• _Request_
Every record that follows should be printed verbatim.

• _Data to process_
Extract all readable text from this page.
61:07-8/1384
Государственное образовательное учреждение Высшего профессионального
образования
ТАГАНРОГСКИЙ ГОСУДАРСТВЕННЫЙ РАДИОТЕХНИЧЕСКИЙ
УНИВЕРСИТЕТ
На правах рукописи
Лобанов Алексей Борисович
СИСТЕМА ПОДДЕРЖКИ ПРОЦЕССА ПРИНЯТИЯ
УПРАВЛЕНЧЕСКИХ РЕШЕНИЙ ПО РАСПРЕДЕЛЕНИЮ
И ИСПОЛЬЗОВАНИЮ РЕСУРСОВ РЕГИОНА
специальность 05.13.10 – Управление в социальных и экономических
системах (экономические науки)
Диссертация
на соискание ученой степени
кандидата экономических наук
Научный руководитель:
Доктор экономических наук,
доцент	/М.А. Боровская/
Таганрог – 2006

• _Result of this exercise_
Extract all readable text from this page.
61:07-8/1384
Государственное образовательное учреждение Высшего профессионального
образования
ТАГАНРОГСКИЙ ГОСУДАРСТВЕННЫЙ РАДИОТЕХНИЧЕСКИЙ
УНИВЕРСИТЕТ
На правах рукописи
Лобанов Алексей Борисович
СИСТЕМА ПОДДЕРЖКИ ПРОЦЕССА ПРИНЯТИЯ
УПРАВЛЕНЧЕСКИХ РЕШЕНИЙ ПО РАСПРЕДЕЛЕНИЮ
И ИСПОЛЬЗОВАНИЮ РЕСУРСОВ РЕГИОНА
специальность 05.13.10 – Управление в социальных и экономических
системах (экономические науки)
Диссертация
на соискание ученой степени
кандидата экономических наук
Научный руководитель:
Доктор экономических наук,
доцент	/М.А. Боровская/
Таганрог – 2006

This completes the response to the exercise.